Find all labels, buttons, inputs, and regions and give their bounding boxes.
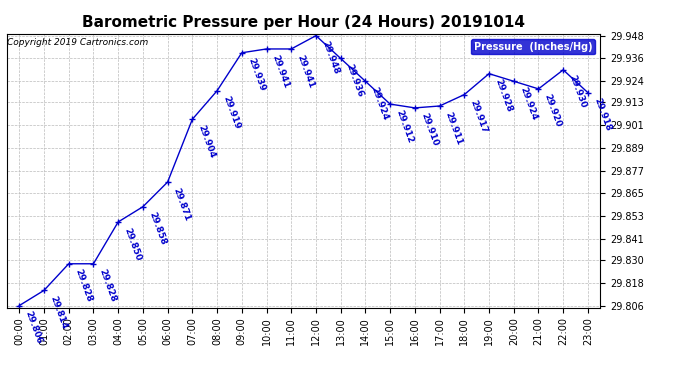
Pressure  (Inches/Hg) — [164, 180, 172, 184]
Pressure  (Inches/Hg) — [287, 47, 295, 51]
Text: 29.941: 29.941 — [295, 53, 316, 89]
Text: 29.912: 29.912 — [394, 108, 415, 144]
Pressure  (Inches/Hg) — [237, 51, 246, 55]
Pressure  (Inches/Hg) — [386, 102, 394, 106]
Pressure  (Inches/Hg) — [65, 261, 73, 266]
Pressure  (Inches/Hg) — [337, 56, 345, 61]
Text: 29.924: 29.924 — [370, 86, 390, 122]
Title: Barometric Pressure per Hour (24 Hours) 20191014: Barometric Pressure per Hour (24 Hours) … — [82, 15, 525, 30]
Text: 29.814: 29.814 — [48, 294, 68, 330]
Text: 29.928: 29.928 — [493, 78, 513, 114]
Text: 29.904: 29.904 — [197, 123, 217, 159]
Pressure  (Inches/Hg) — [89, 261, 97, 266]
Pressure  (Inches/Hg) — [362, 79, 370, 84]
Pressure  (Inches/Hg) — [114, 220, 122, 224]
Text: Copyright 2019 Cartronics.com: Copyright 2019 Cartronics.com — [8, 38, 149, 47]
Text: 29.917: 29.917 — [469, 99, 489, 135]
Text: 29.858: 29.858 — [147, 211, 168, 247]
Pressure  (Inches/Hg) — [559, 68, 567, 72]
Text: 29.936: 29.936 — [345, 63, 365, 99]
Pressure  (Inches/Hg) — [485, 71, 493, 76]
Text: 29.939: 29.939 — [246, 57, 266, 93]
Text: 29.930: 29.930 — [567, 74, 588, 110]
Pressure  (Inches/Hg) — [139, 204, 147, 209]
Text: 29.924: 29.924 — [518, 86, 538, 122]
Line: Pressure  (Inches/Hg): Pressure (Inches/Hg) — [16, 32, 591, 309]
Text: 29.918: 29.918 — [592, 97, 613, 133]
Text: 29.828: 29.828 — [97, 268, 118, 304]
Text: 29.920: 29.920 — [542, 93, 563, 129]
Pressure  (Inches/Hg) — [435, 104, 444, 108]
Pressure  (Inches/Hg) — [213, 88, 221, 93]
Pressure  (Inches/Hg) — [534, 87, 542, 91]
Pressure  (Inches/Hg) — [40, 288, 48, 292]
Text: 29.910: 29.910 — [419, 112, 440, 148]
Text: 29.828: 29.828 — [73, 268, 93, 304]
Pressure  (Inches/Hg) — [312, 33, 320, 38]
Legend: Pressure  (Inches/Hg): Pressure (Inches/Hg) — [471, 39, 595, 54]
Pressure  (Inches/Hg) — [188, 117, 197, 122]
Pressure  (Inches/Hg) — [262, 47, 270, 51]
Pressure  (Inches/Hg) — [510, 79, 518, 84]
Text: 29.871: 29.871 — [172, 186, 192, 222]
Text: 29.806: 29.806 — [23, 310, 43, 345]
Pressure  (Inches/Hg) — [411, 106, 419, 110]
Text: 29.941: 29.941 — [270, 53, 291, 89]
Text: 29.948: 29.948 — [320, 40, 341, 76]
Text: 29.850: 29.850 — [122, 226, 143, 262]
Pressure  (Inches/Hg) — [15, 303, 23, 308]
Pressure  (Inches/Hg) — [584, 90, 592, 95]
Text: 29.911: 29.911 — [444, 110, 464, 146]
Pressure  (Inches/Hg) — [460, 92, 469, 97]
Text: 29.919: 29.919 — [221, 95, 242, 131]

::::::::::

[Work instructions]:
Pick out every line of the records that contains the word "boxes", and copy each such line in full.

[Finished answer]:
Find all labels, buttons, inputs, and regions and give their bounding boxes.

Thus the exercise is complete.